### LESETEXT
########

Bild: Intensiv: Sopranistin Marie-Dominique Ryckmanns und Bariton Michael Fisch…
Nationalsozialismus, ermordeter Widerstand, Zweiter Weltkrieg, Shoah. So
fragil wie klanglich raffiniert hat Udo Zimmermann dazu ein eindringliches
Passionsduett komponiert für Hans und [1][Sophie Scholl], die Ikonen des
Antifa-Kampfes, in ihrer letzten Stunde vor der Guillotinierung durch die
NS-Unrechtsjustiz: „Weiße Rose“ ist seine 1986 in Hamburg uraufgeführte
Kammeroper betitelt. Regisseur David Bösch hat sie nun wiederum [2][an der
dortigen Staatsoper inszeniert] – aber nicht als Bühnenstück, sondern als
Comic-Verfilmung, als „Graphic Opera“.

########

[Gespeicherte Einträge]

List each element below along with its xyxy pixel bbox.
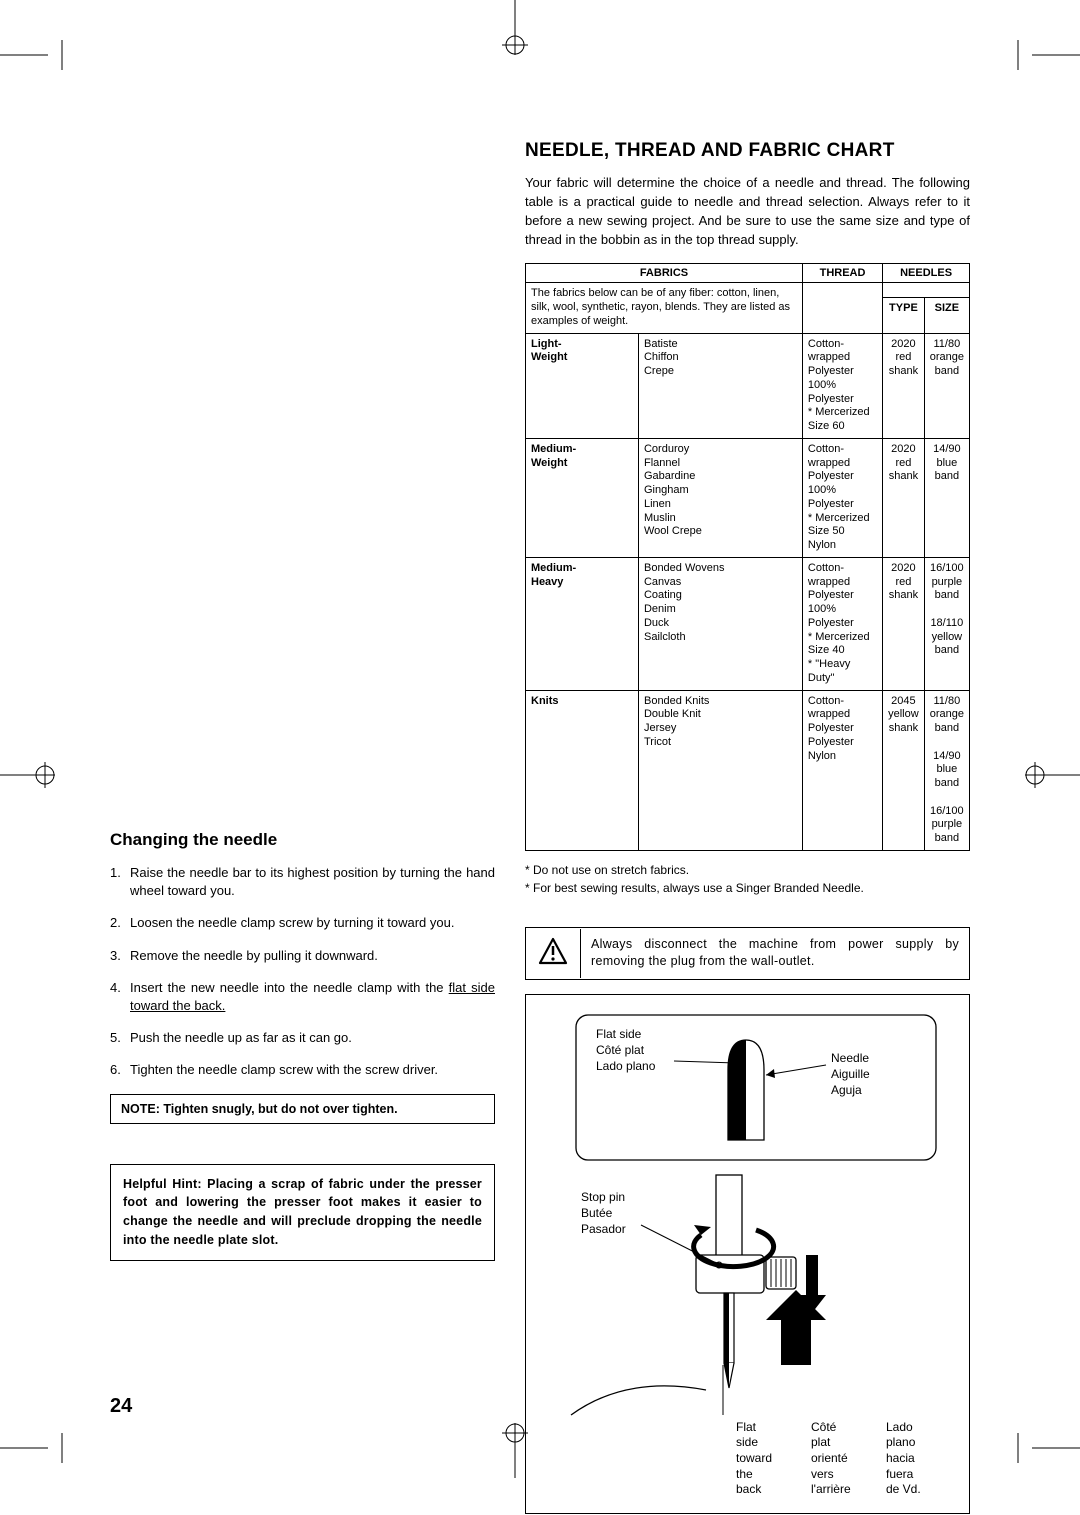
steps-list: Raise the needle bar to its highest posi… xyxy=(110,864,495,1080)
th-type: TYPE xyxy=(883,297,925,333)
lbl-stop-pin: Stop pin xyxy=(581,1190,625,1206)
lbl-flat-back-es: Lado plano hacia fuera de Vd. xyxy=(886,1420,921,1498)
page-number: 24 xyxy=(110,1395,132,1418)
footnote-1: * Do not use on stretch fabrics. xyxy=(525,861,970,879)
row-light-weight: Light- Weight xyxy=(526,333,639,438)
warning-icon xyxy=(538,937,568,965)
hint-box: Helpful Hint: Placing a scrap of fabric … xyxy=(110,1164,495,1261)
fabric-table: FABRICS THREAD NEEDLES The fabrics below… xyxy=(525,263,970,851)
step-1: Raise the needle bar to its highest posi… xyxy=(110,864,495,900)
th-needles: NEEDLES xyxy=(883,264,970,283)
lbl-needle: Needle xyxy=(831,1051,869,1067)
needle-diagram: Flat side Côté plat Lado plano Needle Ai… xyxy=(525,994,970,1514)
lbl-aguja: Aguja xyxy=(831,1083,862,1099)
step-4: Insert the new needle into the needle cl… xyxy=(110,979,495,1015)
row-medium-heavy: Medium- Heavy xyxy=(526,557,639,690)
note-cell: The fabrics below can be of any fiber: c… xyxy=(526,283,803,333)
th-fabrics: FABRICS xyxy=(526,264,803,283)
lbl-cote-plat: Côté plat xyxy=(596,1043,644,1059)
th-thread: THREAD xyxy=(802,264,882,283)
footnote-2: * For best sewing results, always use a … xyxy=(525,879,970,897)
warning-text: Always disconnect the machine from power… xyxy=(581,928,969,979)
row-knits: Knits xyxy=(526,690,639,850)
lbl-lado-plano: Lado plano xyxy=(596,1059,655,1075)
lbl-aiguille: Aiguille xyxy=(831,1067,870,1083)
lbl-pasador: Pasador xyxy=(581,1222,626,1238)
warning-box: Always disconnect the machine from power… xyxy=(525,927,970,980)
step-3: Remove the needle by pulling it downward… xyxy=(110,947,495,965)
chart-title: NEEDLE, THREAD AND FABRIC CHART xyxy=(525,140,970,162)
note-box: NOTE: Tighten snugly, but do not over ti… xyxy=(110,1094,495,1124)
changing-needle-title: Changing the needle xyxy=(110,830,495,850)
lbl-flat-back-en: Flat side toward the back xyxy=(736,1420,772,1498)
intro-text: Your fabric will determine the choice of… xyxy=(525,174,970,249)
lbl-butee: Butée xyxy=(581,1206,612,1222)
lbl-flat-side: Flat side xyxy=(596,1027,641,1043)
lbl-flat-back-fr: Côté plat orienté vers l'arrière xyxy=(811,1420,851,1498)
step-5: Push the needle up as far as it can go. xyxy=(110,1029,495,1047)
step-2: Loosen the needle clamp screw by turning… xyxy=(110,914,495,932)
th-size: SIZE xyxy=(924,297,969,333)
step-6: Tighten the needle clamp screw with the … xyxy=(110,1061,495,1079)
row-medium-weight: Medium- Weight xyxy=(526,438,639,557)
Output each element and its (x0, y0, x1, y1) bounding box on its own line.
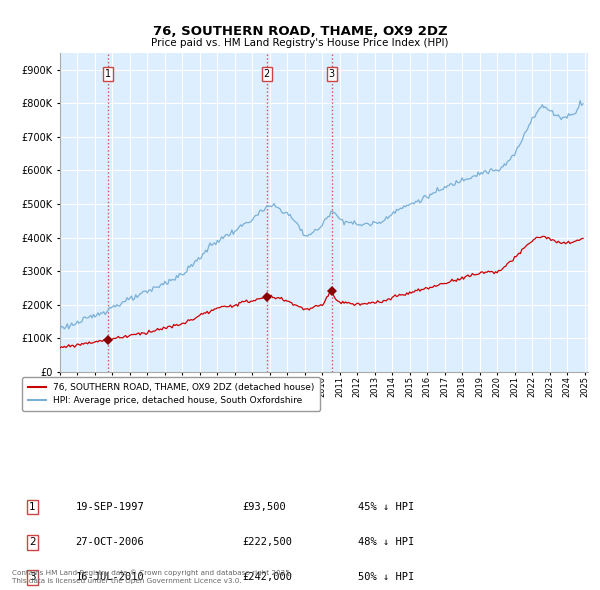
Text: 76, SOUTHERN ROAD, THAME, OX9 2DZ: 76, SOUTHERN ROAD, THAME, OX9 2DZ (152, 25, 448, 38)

########

### AUFGABE
Setze den Lesetext über Udo Zimmermanns Kammeroper „Weiße Rose“ nach seinem letzten Satz fort.

### ANTWORT
Ein Aufreger! Denn andernorts wurde diese Seelenmusik als
Bewusstseinsstrom-Soundtrack zur erschütternden Empörung zumeist im Stil
eines tiefschwarzen Requiems serviert, basierend auf einem Libretto, für
das Wolfgang Willaschek großenteils original Scholl’sche Brief- und
Tagebuchaufzeichnungen collagiert.
## Trivialisierung des Völkermords?
Nun mit einer bildmächtigen Erzählung denjenigen den Zugang zu erleichtern,
denen Neue Musik fremd ist: Das provoziert Warnungen, wie sie spätestens
seit den 1980er-Jahren bekannt sind, als „Maus – Die Geschichte eines
Überlebenden“ vom US-amerikanischen Zeichner Art Spiegelman erschien, ein
Comic über den Holocaust. Die Rede war von Trivialisierung und
unangemessenen ironischen Brechungen.
Die suggestive Ästhetisierung des NS-Völkermordes oder das Bedienen
heroisierender und dämonisierender Klischees wurde auch an vielen ähnlichen
Projekten kritisiert. Aber es ist nun mal elementar für einen Comic,
Sachverhalte zu vereinfachen, auch mal stark zu übertreiben – mit dem Ziel,
den Stoff zu verdichten.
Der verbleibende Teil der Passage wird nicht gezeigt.